_Direction_. Repeat the listing in full. Nothing may be added or left out.

--- --- ---

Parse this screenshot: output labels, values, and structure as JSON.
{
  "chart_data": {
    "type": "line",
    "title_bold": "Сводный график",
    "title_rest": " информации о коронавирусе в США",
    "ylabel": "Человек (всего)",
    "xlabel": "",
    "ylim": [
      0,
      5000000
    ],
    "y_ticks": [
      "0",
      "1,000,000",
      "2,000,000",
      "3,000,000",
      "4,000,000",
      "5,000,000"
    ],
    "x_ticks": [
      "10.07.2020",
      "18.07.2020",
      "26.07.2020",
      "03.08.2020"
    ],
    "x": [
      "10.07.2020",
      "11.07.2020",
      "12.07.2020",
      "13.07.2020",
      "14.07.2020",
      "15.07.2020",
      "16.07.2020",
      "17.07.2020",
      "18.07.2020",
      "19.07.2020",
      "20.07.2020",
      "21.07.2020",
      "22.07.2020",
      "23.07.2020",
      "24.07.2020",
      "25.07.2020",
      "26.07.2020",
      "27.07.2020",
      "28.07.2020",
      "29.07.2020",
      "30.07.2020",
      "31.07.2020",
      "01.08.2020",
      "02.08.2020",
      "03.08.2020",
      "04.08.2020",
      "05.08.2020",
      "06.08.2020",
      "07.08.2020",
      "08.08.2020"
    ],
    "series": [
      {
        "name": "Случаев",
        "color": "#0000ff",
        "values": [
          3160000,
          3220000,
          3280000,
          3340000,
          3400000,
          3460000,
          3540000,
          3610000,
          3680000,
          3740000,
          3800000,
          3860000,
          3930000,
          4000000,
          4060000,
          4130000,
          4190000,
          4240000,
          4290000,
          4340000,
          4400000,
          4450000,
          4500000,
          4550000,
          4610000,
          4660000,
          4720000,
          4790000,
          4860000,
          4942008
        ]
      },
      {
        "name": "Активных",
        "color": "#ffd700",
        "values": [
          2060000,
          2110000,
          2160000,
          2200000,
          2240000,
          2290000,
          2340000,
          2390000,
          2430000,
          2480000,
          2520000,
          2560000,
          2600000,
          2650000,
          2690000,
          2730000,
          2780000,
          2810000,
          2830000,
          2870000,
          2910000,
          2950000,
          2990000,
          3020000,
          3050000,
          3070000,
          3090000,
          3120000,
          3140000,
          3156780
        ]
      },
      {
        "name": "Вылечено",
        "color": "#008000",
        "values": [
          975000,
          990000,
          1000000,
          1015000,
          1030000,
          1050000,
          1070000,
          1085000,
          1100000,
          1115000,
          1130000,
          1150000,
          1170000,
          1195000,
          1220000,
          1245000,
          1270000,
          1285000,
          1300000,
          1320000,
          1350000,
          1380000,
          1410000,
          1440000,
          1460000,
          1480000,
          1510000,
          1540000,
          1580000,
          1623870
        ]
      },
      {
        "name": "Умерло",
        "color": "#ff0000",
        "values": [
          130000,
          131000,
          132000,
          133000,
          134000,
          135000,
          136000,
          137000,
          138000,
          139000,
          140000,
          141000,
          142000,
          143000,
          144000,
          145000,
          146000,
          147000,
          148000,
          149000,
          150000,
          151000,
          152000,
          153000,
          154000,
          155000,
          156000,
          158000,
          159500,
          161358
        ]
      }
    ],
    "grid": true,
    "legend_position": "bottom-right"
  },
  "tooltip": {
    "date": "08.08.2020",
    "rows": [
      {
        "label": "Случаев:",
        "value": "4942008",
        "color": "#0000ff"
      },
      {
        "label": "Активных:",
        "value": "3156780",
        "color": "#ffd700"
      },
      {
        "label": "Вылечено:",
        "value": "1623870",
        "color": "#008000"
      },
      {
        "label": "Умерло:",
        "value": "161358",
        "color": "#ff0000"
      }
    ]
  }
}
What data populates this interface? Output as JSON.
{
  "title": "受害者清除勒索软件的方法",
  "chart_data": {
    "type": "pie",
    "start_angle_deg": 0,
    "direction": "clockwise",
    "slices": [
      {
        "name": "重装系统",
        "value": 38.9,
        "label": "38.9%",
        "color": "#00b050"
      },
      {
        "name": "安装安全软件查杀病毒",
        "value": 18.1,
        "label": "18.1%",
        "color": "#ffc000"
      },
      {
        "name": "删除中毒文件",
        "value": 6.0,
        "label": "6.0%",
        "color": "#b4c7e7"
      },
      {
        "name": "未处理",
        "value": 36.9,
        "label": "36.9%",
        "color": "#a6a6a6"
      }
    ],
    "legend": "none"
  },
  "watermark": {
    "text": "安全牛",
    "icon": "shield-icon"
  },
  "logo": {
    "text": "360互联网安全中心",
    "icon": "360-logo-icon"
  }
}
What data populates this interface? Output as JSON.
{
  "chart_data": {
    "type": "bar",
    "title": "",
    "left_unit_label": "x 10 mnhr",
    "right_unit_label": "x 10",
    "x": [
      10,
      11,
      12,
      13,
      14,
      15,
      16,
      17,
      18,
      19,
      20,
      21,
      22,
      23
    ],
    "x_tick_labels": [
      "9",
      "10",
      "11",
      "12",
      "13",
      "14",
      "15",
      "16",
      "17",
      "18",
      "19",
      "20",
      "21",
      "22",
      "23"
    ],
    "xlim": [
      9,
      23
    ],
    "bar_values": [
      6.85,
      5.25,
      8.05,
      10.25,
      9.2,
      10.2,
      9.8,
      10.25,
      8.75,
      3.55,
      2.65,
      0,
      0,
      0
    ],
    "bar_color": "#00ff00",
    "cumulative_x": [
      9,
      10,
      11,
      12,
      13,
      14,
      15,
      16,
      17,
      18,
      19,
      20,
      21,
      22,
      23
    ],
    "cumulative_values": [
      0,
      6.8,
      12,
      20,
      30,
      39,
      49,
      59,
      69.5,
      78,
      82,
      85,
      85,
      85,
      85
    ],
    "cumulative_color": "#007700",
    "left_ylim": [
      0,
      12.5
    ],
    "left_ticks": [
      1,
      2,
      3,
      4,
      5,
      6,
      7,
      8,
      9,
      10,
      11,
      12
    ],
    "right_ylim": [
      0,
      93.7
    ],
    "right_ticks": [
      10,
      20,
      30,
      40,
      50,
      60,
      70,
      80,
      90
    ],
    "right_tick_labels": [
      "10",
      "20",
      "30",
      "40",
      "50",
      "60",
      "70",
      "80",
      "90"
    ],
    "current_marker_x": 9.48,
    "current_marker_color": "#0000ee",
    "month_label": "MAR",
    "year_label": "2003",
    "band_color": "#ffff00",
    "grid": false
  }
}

--- --- ---

_Expected answer_.
Parse this screenshot: output labels, values, and structure as JSON.
{
  "chart_data": {
    "type": "line",
    "title_bold": "Сводный график",
    "title_rest": " информации о коронавирусе в США",
    "ylabel": "Человек (всего)",
    "xlabel": "",
    "ylim": [
      0,
      5000000
    ],
    "y_ticks": [
      "0",
      "1,000,000",
      "2,000,000",
      "3,000,000",
      "4,000,000",
      "5,000,000"
    ],
    "x_ticks": [
      "10.07.2020",
      "18.07.2020",
      "26.07.2020",
      "03.08.2020"
    ],
    "x": [
      "10.07.2020",
      "11.07.2020",
      "12.07.2020",
      "13.07.2020",
      "14.07.2020",
      "15.07.2020",
      "16.07.2020",
      "17.07.2020",
      "18.07.2020",
      "19.07.2020",
      "20.07.2020",
      "21.07.2020",
      "22.07.2020",
      "23.07.2020",
      "24.07.2020",
      "25.07.2020",
      "26.07.2020",
      "27.07.2020",
      "28.07.2020",
      "29.07.2020",
      "30.07.2020",
      "31.07.2020",
      "01.08.2020",
      "02.08.2020",
      "03.08.2020",
      "04.08.2020",
      "05.08.2020",
      "06.08.2020",
      "07.08.2020",
      "08.08.2020"
    ],
    "series": [
      {
        "name": "Случаев",
        "color": "#0000ff",
        "values": [
          3160000,
          3220000,
          3280000,
          3340000,
          3400000,
          3460000,
          3540000,
          3610000,
          3680000,
          3740000,
          3800000,
          3860000,
          3930000,
          4000000,
          4060000,
          4130000,
          4190000,
          4240000,
          4290000,
          4340000,
          4400000,
          4450000,
          4500000,
          4550000,
          4610000,
          4660000,
          4720000,
          4790000,
          4860000,
          4942008
        ]
      },
      {
        "name": "Активных",
        "color": "#ffd700",
        "values": [
          2060000,
          2110000,
          2160000,
          2200000,
          2240000,
          2290000,
          2340000,
          2390000,
          2430000,
          2480000,
          2520000,
          2560000,
          2600000,
          2650000,
          2690000,
          2730000,
          2780000,
          2810000,
          2830000,
          2870000,
          2910000,
          2950000,
          2990000,
          3020000,
          3050000,
          3070000,
          3090000,
          3120000,
          3140000,
          3156780
        ]
      },
      {
        "name": "Вылечено",
        "color": "#008000",
        "values": [
          975000,
          990000,
          1000000,
          1015000,
          1030000,
          1050000,
          1070000,
          1085000,
          1100000,
          1115000,
          1130000,
          1150000,
          1170000,
          1195000,
          1220000,
          1245000,
          1270000,
          1285000,
          1300000,
          1320000,
          1350000,
          1380000,
          1410000,
          1440000,
          1460000,
          1480000,
          1510000,
          1540000,
          1580000,
          1623870
        ]
      },
      {
        "name": "Умерло",
        "color": "#ff0000",
        "values": [
          130000,
          131000,
          132000,
          133000,
          134000,
          135000,
          136000,
          137000,
          138000,
          139000,
          140000,
          141000,
          142000,
          143000,
          144000,
          145000,
          146000,
          147000,
          148000,
          149000,
          150000,
          151000,
          152000,
          153000,
          154000,
          155000,
          156000,
          158000,
          159500,
          161358
        ]
      }
    ],
    "grid": true,
    "legend_position": "bottom-right"
  },
  "tooltip": {
    "date": "08.08.2020",
    "rows": [
      {
        "label": "Случаев:",
        "value": "4942008",
        "color": "#0000ff"
      },
      {
        "label": "Активных:",
        "value": "3156780",
        "color": "#ffd700"
      },
      {
        "label": "Вылечено:",
        "value": "1623870",
        "color": "#008000"
      },
      {
        "label": "Умерло:",
        "value": "161358",
        "color": "#ff0000"
      }
    ]
  }
}
What data populates this interface? Output as JSON.
{
  "title": "受害者清除勒索软件的方法",
  "chart_data": {
    "type": "pie",
    "start_angle_deg": 0,
    "direction": "clockwise",
    "slices": [
      {
        "name": "重装系统",
        "value": 38.9,
        "label": "38.9%",
        "color": "#00b050"
      },
      {
        "name": "安装安全软件查杀病毒",
        "value": 18.1,
        "label": "18.1%",
        "color": "#ffc000"
      },
      {
        "name": "删除中毒文件",
        "value": 6.0,
        "label": "6.0%",
        "color": "#b4c7e7"
      },
      {
        "name": "未处理",
        "value": 36.9,
        "label": "36.9%",
        "color": "#a6a6a6"
      }
    ],
    "legend": "none"
  },
  "watermark": {
    "text": "安全牛",
    "icon": "shield-icon"
  },
  "logo": {
    "text": "360互联网安全中心",
    "icon": "360-logo-icon"
  }
}
What data populates this interface? Output as JSON.
{
  "chart_data": {
    "type": "bar",
    "title": "",
    "left_unit_label": "x 10 mnhr",
    "right_unit_label": "x 10",
    "x": [
      10,
      11,
      12,
      13,
      14,
      15,
      16,
      17,
      18,
      19,
      20,
      21,
      22,
      23
    ],
    "x_tick_labels": [
      "9",
      "10",
      "11",
      "12",
      "13",
      "14",
      "15",
      "16",
      "17",
      "18",
      "19",
      "20",
      "21",
      "22",
      "23"
    ],
    "xlim": [
      9,
      23
    ],
    "bar_values": [
      6.85,
      5.25,
      8.05,
      10.25,
      9.2,
      10.2,
      9.8,
      10.25,
      8.75,
      3.55,
      2.65,
      0,
      0,
      0
    ],
    "bar_color": "#00ff00",
    "cumulative_x": [
      9,
      10,
      11,
      12,
      13,
      14,
      15,
      16,
      17,
      18,
      19,
      20,
      21,
      22,
      23
    ],
    "cumulative_values": [
      0,
      6.8,
      12,
      20,
      30,
      39,
      49,
      59,
      69.5,
      78,
      82,
      85,
      85,
      85,
      85
    ],
    "cumulative_color": "#007700",
    "left_ylim": [
      0,
      12.5
    ],
    "left_ticks": [
      1,
      2,
      3,
      4,
      5,
      6,
      7,
      8,
      9,
      10,
      11,
      12
    ],
    "right_ylim": [
      0,
      93.7
    ],
    "right_ticks": [
      10,
      20,
      30,
      40,
      50,
      60,
      70,
      80,
      90
    ],
    "right_tick_labels": [
      "10",
      "20",
      "30",
      "40",
      "50",
      "60",
      "70",
      "80",
      "90"
    ],
    "current_marker_x": 9.48,
    "current_marker_color": "#0000ee",
    "month_label": "MAR",
    "year_label": "2003",
    "band_color": "#ffff00",
    "grid": false
  }
}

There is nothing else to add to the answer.